Raw records:
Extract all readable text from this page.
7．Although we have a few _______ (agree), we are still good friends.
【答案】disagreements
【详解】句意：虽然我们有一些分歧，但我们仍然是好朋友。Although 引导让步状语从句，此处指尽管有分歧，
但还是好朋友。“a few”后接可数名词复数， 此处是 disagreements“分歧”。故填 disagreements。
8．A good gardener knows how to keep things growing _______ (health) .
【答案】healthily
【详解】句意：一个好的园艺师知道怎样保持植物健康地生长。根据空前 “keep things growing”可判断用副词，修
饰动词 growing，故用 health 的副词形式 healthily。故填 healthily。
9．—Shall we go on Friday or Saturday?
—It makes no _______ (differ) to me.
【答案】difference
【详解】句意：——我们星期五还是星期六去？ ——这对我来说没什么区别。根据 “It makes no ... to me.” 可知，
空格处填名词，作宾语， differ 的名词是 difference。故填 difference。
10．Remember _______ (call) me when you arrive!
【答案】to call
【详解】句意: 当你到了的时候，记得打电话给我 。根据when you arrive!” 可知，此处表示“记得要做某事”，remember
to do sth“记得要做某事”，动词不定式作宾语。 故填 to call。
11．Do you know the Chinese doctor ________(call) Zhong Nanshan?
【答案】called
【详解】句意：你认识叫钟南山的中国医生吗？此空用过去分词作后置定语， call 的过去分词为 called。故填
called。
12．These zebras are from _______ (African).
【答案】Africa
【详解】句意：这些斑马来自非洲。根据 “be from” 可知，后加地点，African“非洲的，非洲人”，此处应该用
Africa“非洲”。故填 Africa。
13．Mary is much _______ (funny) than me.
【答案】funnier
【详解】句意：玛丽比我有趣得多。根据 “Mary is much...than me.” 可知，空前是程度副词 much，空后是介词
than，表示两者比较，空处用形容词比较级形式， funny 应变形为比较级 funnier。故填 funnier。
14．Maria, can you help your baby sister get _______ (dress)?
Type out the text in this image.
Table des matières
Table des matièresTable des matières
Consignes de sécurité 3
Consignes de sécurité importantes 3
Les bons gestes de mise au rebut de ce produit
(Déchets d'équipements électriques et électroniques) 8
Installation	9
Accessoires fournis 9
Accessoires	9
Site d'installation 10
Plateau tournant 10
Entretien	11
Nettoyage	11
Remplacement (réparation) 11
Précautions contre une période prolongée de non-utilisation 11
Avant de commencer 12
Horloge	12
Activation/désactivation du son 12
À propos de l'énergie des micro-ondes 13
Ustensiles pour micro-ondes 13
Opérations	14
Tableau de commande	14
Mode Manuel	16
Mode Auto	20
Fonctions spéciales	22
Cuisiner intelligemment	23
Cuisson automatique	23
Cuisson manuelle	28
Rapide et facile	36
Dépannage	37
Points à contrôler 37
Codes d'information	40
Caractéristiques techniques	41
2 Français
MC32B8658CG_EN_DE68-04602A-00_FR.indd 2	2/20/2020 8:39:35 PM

Written request:
Return all lines with the word "Accessoires" in them.

Response to the exercise:
Accessoires fournis 9
Accessoires	9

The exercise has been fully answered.